Input data section start

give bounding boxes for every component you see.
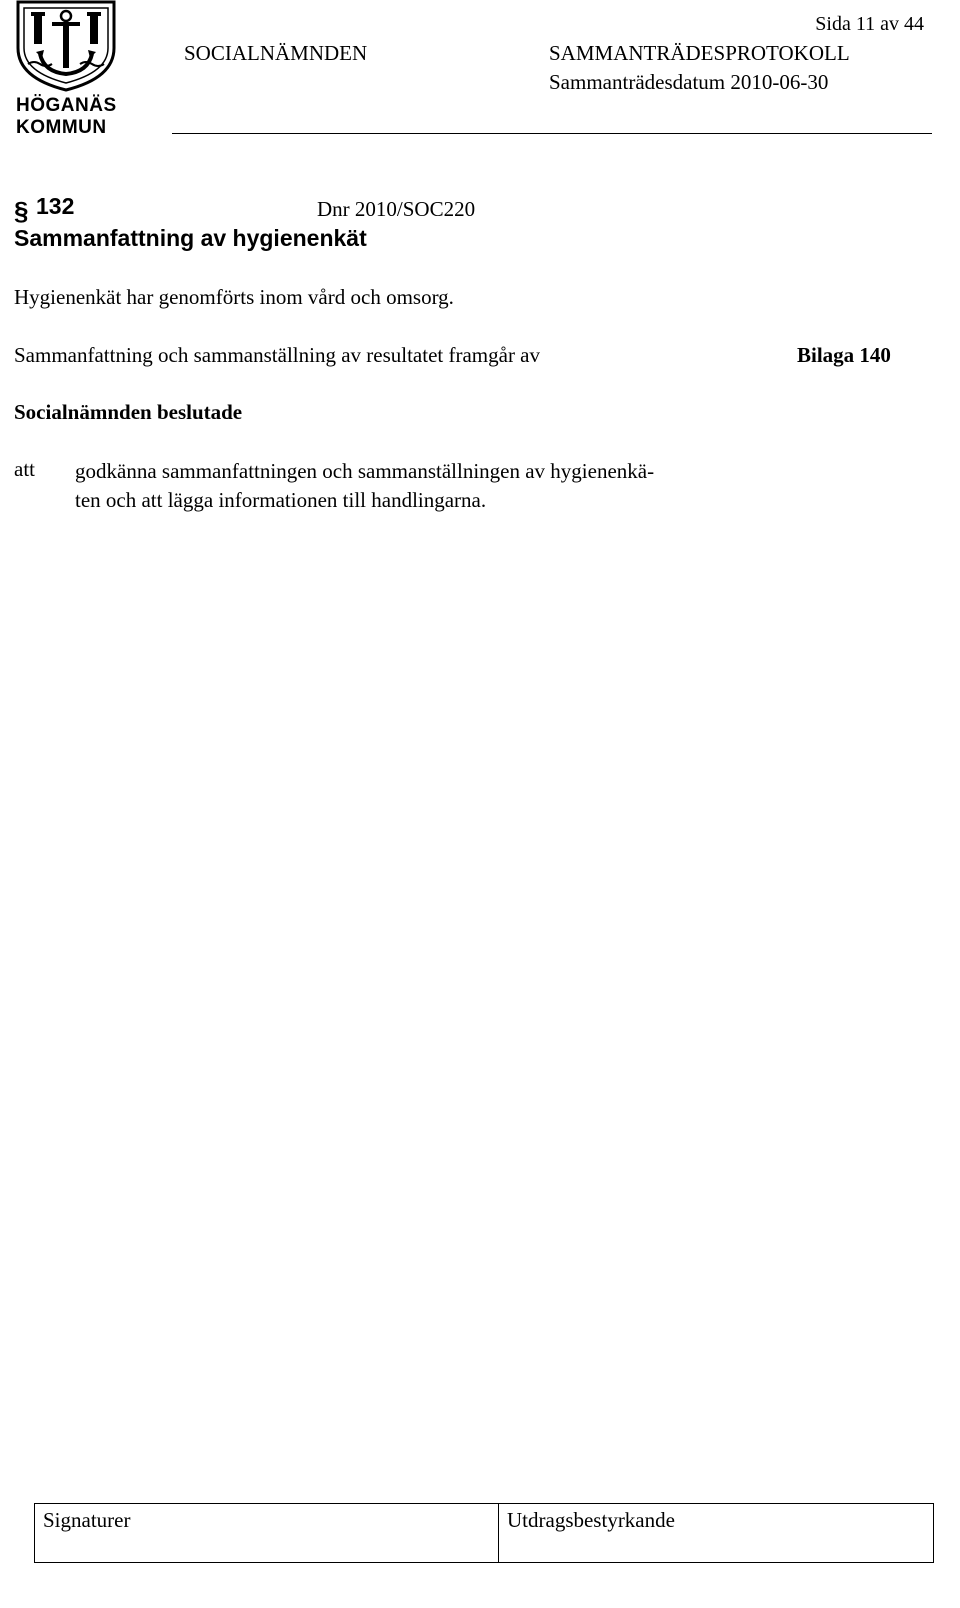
extract-certification-cell bbox=[499, 1504, 933, 1562]
section-title: Sammanfattning av hygienenkät bbox=[14, 225, 367, 251]
document-type: SAMMANTRÄDESPROTOKOLL bbox=[549, 41, 850, 65]
decision-label: att bbox=[14, 457, 35, 481]
section-sign: § bbox=[14, 196, 29, 226]
paragraph-intro: Hygienenkät har genomförts inom vård och omsorg. bbox=[14, 285, 454, 309]
header-divider bbox=[172, 133, 932, 134]
organization-name: SOCIALNÄMNDEN bbox=[184, 41, 368, 65]
anchor-shield-icon bbox=[14, 0, 118, 92]
page-number: Sida 11 av 44 bbox=[815, 13, 924, 35]
signatures-label: Signaturer bbox=[43, 1508, 131, 1532]
meeting-date: Sammanträdesdatum 2010-06-30 bbox=[549, 70, 829, 94]
logo-text-line2: KOMMUN bbox=[16, 117, 107, 138]
logo-text-line1: HÖGANÄS bbox=[16, 95, 117, 116]
paragraph-summary: Sammanfattning och sammanställning av resultatet framgår av bbox=[14, 343, 541, 367]
decision-heading: Socialnämnden beslutade bbox=[14, 400, 243, 424]
diary-number: Dnr 2010/SOC220 bbox=[317, 197, 476, 221]
municipality-logo bbox=[14, 0, 122, 142]
decision-text-line2: ten och att lägga informationen till handlingarna. bbox=[75, 488, 487, 512]
decision-text bbox=[75, 457, 775, 515]
signature-table bbox=[34, 1503, 934, 1563]
extract-certification-label: Utdragsbestyrkande bbox=[507, 1508, 675, 1532]
signatures-cell bbox=[35, 1504, 499, 1562]
attachment-reference: Bilaga 140 bbox=[797, 343, 891, 367]
section-number: 132 bbox=[36, 193, 75, 219]
decision-text-line1: godkänna sammanfattningen och sammanställningen av hygienenkä- bbox=[75, 459, 655, 483]
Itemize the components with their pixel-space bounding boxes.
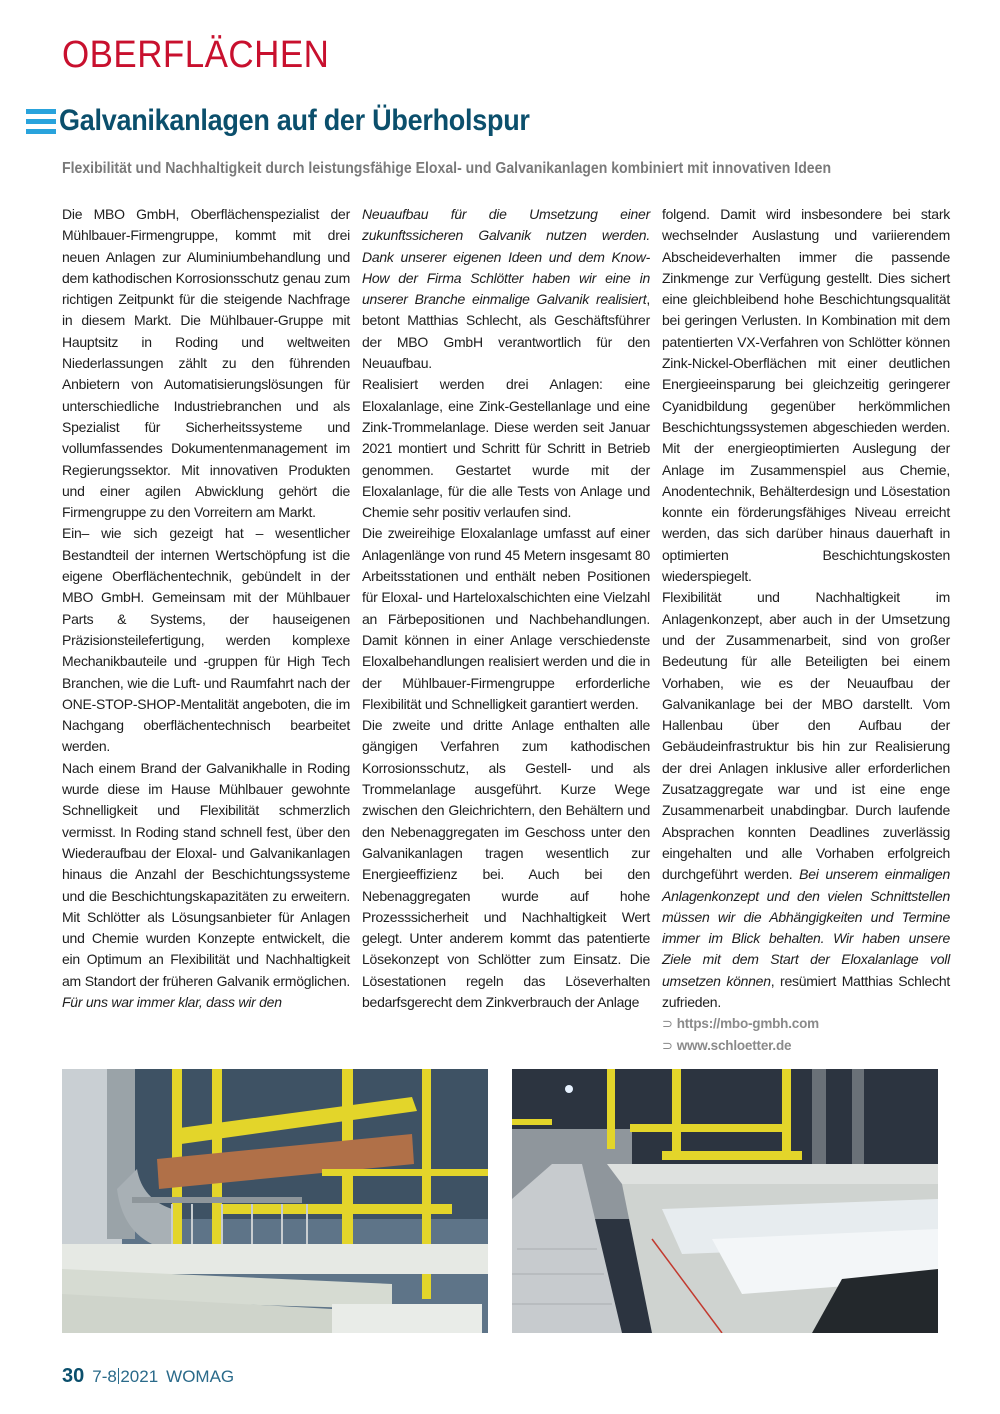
issue-year: 2021 — [120, 1367, 159, 1386]
issue-months: 7-8 — [92, 1367, 117, 1386]
quote-text: Bei unserem einmaligen Anlagenkonzept und den vielen Schnittstellen müssen wir die Abhängigkeiten und Termine immer im Blick behalten. Wir haben unsere Ziele mit dem Start der Eloxalanlage voll umsetzen können — [662, 866, 950, 989]
link-label[interactable]: https://mbo-gmbh.com — [676, 1016, 819, 1032]
article-title-row — [26, 104, 582, 138]
body-text: Die MBO GmbH, Oberflächenspezialist der Mühlbauer-Firmengruppe, kommt mit drei neuen Anlagen zur Aluminiumbehandlung und dem kathodischen Korrosionsschutz genau zum richtigen Zeitpunkt für die steigende Nachfrage in diesem Markt. Die Mühlbauer-Gruppe mit Hauptsitz in Roding und weltweiten Niederlassungen zählt zu den führenden Anbietern von Automatisierungslösungen für unterschiedliche Industriebranchen und als Spezialist für Sicherheitssysteme und vollumfassendes Dokumentenmanagement im Regierungssektor. Mit innovativen Produkten und einer agilen Abwicklung gehört die Firmengruppe zu den Vorreitern am Markt. — [62, 206, 350, 521]
arrow-return-icon: ⊃ — [662, 1016, 673, 1032]
photo-illustration — [512, 1069, 938, 1333]
body-text: folgend. Damit wird insbesondere bei stark wechselnder Auslastung und variierendem Abscheideverhalten immer die passende Zinkmenge zur Verfügung gestellt. Dies sichert eine gleichbleibend hohe Beschichtungsqualität bei geringen Verlusten. In Kombination mit dem patentierten VX-Verfahren von Schlötter können Zink-Nickel-Oberflächen mit einer deutlichen Energieeinsparung bei gleichzeitig geringerer Cyanidbildung gegenüber herkömmlichen Beschichtungssystemen abgeschieden werden. Mit der energieoptimierten Auslegung der Anlage im Zusammenspiel aus Chemie, Anodentechnik, Behälterdesign und Lösestation konnte ein förderungsfähiges Niveau erreicht werden, das sich darüber hinaus dauerhaft in optimierten Beschichtungskosten wiederspiegelt. — [662, 206, 950, 585]
body-text: Die zweireihige Eloxalanlage umfasst auf einer Anlagenlänge von rund 45 Metern insgesamt 80 Arbeitsstationen und enthält neben Positionen für Eloxal- und Harteloxalschichten eine Vielzahl an Färbepositionen und Nachbehandlungen. Damit können in einer Anlage verschiedenste Eloxalbehandlungen realisiert werden und die in der Mühlbauer-Firmengruppe erforderliche Flexibilität und Schnelligkeit garantiert werden. — [362, 525, 650, 712]
body-text: , resümiert Matthias Schlecht zufrieden. — [662, 972, 950, 1010]
article-subtitle: Flexibilität und Nachhaltigkeit durch leistungsfähige Eloxal- und Galvanikanlagen kombiniert mit innovativen Ideen — [62, 160, 832, 177]
paragraph — [62, 523, 350, 757]
body-text: Flexibilität und Nachhaltigkeit im Anlagenkonzept, aber auch in der Umsetzung und der Zusammenarbeit, sind von großer Bedeutung für alle Beteiligten bei einem Vorhaben, wie es der Neuaufbau der Galvanikanlage bei der MBO darstellt. Vom Hallenbau über den Aufbau der Gebäudeinfrastruktur bis hin zur Realisierung der drei Anlagen inklusive aller erforderlichen Zusatzaggregate war und ist eine enge Zusammenarbeit unabdingbar. Durch laufende Absprachen konnten Deadlines zuverlässig eingehalten und alle Vorhaben erfolgreich durchgeführt werden. — [662, 589, 950, 883]
body-text: Realisiert werden drei Anlagen: eine Eloxalanlage, eine Zink-Gestellanlage und eine Zink-Trommelanlage. Diese werden seit Januar 2021 montiert und Schritt für Schritt in Betrieb genommen. Gestartet wurde mit der Eloxalanlage, für die alle Tests von Anlage und Chemie sehr positiv verlaufen sind. — [362, 376, 650, 521]
body-text: Nach einem Brand der Galvanikhalle in Roding wurde diese im Hause Mühlbauer gewohnte Schnelligkeit und Flexibilität schmerzlich vermisst. In Roding stand schnell fest, über den Wiederaufbau der Eloxal- und Galvanikanlagen hinaus die Anzahl der Beschichtungssysteme und die Beschichtungskapazitäten zu erweitern. Mit Schlötter als Lösungsanbieter für Anlagen und Chemie wurden Konzepte entwickelt, die ein Optimum an Flexibilität und Nachhaltigkeit am Standort der früheren Galvanik ermöglichen. — [62, 759, 350, 989]
paragraph — [362, 715, 650, 1013]
column-2 — [362, 204, 650, 1013]
paragraph — [362, 523, 650, 715]
arrow-return-icon: ⊃ — [662, 1037, 673, 1053]
issue-number — [92, 1367, 158, 1387]
paragraph — [62, 204, 350, 523]
magazine-name: WOMAG — [166, 1367, 235, 1386]
article-title: Galvanikanlagen auf der Überholspur — [59, 104, 530, 137]
paragraph — [662, 587, 950, 1013]
quote-text: Für uns war immer klar, dass wir den — [62, 993, 282, 1010]
link-label[interactable]: www.schloetter.de — [676, 1037, 792, 1053]
quote-text: Neuaufbau für die Umsetzung einer zukunftssicheren Galvanik nutzen werden. Dank unserer eigenen Ideen und dem Know-How der Firma Schlötter haben wir eine in unserer Branche einmalige Galvanik realisiert — [362, 206, 650, 308]
column-1 — [62, 204, 350, 1013]
section-label: OBERFLÄCHEN — [62, 34, 330, 76]
title-bars-icon — [26, 109, 56, 134]
column-3 — [662, 204, 950, 1056]
paragraph-continued — [662, 204, 950, 587]
photo-galvanic-line-1 — [62, 1069, 488, 1333]
body-text: , betont Matthias Schlecht, als Geschäftsführer der MBO GmbH verantwortlich für den Neuaufbau. — [362, 291, 650, 372]
web-link[interactable] — [662, 1035, 950, 1056]
body-text: Die zweite und dritte Anlage enthalten alle gängigen Verfahren zum kathodischen Korrosionsschutz, als Gestell- und als Trommelanlage ausgeführt. Kurze Wege zwischen den Gleichrichtern, den Behältern und den Nebenaggregaten im Geschoss unter den Galvanikanlagen tragen wesentlich zur Energieeffizienz bei. Auch bei den Nebenaggregaten wurde auf hohe Prozesssicherheit und Nachhaltigkeit Wert gelegt. Unter anderem kommt das patentierte Lösekonzept von Schlötter zum Einsatz. Die Lösestationen regeln das Löseverhalten bedarfsgerecht dem Zinkverbrauch der Anlage — [362, 717, 650, 1010]
body-text: Ein– wie sich gezeigt hat – wesentlicher Bestandteil der internen Wertschöpfung ist die eigene Oberflächentechnik, gebündelt in der MBO GmbH. Gemeinsam mit der Mühlbauer Parts & Systems, der hauseigenen Präzisionsteilefertigung, werden komplexe Mechanikbauteile und -gruppen für High Tech Branchen, wie die Luft- und Raumfahrt nach der ONE-STOP-SHOP-Mentalität angeboten, die im Nachgang oberflächentechnisch bearbeitet werden. — [62, 525, 350, 755]
paragraph — [62, 758, 350, 1014]
photo-illustration — [62, 1069, 488, 1333]
paragraph — [362, 374, 650, 523]
page-number: 30 — [62, 1365, 85, 1387]
photo-galvanic-line-2 — [512, 1069, 938, 1333]
paragraph-continued — [362, 204, 650, 374]
web-link[interactable] — [662, 1013, 950, 1034]
page-footer — [62, 1365, 234, 1388]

Input data section end

What is needed
Find the string "icon" in the data. Report each line it appears in.

Response to this exercise
anchor-shield-icon bbox=[14, 0, 118, 92]
arrow-return-icon: ⊃ — [662, 1016, 673, 1032]
arrow-return-icon: ⊃ — [662, 1037, 673, 1053]
title-bars-icon — [26, 109, 56, 134]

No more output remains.